GOAL: Change "bar-segment" to "bar-block" in every row from the first down to the one containing "y-tick-label: 0 (112, 326, 123, 347)", and return those rows with nothing else altered.

SUPPLIED RECORDS:
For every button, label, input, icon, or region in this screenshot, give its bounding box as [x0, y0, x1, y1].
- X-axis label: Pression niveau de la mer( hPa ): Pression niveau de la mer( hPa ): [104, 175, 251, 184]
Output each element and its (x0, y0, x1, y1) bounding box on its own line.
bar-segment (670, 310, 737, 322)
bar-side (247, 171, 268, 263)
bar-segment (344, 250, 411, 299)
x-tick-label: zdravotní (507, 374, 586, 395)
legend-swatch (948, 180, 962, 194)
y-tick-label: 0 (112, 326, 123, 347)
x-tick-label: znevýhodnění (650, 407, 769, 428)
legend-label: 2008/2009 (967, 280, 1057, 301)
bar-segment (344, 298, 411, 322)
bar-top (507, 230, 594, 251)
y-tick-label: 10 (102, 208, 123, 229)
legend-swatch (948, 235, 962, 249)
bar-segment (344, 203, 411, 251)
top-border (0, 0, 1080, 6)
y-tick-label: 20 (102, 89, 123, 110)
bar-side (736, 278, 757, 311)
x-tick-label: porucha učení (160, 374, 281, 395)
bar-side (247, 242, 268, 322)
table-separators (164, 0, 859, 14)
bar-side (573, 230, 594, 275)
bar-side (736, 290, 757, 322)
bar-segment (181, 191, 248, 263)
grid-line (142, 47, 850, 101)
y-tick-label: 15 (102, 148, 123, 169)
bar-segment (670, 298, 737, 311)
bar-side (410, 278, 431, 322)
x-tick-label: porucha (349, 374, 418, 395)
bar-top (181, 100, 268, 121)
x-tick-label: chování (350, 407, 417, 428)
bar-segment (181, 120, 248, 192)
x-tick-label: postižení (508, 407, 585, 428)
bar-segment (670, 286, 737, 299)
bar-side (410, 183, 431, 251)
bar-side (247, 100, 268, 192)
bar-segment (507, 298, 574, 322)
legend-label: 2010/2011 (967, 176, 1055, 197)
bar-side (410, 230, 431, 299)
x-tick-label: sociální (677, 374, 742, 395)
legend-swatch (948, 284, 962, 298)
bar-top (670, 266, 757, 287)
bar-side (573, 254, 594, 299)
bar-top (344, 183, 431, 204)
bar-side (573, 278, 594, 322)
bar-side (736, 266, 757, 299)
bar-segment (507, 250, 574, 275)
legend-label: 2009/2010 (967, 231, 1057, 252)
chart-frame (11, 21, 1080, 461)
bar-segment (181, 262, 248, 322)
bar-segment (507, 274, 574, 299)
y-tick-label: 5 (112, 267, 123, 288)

TASK OUTPUT:
For every button, label, input, icon, or region in this screenshot, give its bounding box as [x0, y0, x1, y1].
- X-axis label: Pression niveau de la mer( hPa ): Pression niveau de la mer( hPa ): [104, 175, 251, 184]
Output each element and its (x0, y0, x1, y1) bounding box on its own line.
bar-block (670, 310, 737, 322)
bar-side (247, 171, 268, 263)
bar-block (344, 250, 411, 299)
x-tick-label: zdravotní (507, 374, 586, 395)
legend-swatch (948, 180, 962, 194)
y-tick-label: 0 (112, 326, 123, 347)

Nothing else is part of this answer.